Issues arise due to the differing control that some components have on the system and in the influence of individual stakeholders. Some components will yield disproportionate control over a given outcome and therefore may be of greater importance. Stakeholders will also wield differing levels of influence. This could be in the form or land ownership or political or economic capital (Schlager & Ostrom, 1992). There are also restrictions on the stakeholders themselves in the form of legal issues in the form of resource boundaries, sanctions and representation (Ostrom, 1990) Open participation in joint decision making helps to build trust and increases the shared knowledge and desire to act.

With the reconciliation process concluded, there are three viable responses. The first is to decide not to intervene (Gunderson, 2000). This approach monitors the system to see if it is able to return to its normal state. Any benefits the new system could yield are lost in the process of waiting despite the possibility that it may have crossed a significant threshold.

The second approach is to actively manage the system. This could be to move the system across a threshold or to prevent it from reaching one initially. When a disturbance occurs, managers often address only the immediate issues that arise. They alter the system to reverse any degradation and take a specified approach to ensure that component cannot be affected by the disturbance again. This is at the expense of the systems overall resilience. As long as the system identity remains little or no intervention occurs until the next crisis. In this way management becomes reactive and incremental as the system moves from one shock to the next (Anderies et al., 2006). As systems move ever closer towards a threshold, a cautious approach is taken. Detecting strong thresholds long before the system crosses over allows stakeholders to take proactive and less restrained decisions to increase resilience (Lebel et al., 2006).

The tasks:
**1)** From the passage on managing system resilience, reproduce word for word the part that opens with the words containing "With the reconciliation" and closes with "a significant threshold.".
**2)** In the passage on managing system resilience, what does detecting strong thresholds long before the system crosses over allow stakeholders to do?

Dataset content:
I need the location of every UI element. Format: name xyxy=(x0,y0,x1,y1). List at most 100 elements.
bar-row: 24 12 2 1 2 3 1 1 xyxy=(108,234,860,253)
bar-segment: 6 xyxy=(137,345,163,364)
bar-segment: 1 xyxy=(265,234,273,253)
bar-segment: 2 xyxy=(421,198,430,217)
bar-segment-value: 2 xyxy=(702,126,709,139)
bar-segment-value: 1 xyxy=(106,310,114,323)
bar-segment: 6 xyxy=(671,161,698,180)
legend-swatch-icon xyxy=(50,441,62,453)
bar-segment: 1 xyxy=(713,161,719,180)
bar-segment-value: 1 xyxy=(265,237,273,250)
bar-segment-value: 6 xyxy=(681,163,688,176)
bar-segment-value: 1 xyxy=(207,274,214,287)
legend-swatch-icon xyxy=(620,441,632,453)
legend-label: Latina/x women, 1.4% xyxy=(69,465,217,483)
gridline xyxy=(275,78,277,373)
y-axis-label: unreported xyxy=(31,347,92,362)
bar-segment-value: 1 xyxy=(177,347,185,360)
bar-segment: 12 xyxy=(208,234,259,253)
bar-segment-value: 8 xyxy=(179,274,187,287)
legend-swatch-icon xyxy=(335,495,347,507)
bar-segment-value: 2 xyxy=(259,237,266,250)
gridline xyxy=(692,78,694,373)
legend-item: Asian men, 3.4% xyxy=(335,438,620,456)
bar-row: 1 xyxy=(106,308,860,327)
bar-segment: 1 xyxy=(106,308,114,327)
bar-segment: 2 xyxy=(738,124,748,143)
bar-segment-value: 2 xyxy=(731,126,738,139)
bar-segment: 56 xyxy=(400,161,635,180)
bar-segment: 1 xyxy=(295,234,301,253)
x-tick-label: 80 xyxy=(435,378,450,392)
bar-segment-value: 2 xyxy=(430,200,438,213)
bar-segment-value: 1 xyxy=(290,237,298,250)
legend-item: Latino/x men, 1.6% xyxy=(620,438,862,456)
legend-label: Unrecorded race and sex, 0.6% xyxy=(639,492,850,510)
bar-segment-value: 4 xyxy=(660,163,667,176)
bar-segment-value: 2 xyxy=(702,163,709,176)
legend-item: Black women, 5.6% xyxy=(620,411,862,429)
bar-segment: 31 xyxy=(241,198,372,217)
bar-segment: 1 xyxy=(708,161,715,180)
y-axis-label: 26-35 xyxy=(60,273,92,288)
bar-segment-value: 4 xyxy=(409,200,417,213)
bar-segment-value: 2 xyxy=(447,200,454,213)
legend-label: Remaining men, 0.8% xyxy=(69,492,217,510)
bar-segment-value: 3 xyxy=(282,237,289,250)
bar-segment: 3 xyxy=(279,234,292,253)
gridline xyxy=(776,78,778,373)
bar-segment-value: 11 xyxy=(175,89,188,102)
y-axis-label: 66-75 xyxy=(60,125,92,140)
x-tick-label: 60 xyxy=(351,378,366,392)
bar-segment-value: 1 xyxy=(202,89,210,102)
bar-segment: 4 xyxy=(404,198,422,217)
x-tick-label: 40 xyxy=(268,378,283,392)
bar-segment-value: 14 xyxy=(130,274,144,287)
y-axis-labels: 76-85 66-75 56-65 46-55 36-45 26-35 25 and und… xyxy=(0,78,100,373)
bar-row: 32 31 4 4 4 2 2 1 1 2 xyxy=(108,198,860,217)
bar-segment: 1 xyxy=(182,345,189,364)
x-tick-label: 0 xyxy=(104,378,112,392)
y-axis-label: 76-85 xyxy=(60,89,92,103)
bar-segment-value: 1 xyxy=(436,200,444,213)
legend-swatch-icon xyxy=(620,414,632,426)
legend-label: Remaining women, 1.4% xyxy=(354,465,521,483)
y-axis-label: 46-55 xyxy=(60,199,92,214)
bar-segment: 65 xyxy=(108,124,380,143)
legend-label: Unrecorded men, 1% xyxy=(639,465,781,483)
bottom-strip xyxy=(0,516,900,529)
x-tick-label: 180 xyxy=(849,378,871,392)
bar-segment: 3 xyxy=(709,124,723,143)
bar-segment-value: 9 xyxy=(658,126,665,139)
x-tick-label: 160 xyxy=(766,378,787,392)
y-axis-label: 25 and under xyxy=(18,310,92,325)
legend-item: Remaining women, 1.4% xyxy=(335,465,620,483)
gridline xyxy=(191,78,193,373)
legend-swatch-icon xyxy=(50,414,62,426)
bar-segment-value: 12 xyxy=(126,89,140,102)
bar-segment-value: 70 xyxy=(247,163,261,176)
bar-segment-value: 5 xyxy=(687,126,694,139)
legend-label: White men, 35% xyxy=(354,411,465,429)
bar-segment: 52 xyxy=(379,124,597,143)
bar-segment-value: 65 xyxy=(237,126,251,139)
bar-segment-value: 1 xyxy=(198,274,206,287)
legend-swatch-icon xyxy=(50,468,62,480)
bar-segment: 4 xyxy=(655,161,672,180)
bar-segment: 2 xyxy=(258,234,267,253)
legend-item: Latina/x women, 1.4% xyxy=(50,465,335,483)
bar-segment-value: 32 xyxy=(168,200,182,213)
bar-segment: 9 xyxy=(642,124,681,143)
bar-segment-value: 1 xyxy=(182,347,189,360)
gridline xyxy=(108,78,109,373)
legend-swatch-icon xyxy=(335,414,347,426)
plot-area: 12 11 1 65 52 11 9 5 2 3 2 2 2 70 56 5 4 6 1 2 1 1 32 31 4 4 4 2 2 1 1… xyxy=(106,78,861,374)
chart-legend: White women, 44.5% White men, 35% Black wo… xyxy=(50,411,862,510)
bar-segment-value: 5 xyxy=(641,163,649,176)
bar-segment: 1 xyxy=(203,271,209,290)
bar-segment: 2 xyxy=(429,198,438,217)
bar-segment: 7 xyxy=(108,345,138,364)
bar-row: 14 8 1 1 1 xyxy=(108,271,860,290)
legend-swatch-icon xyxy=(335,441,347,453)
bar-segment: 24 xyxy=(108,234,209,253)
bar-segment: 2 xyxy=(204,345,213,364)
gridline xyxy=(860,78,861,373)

Outputs in order:
**1)**
With the reconciliation process concluded, there are three viable responses. The first is to decide not to intervene (Gunderson, 2000). This approach monitors the system to see if it is able to return to its normal state. Any benefits the new system could yield are lost in the process of waiting despite the possibility that it may have crossed a significant threshold.

**2)** It allows them to take proactive and less restrained decisions to increase resilience.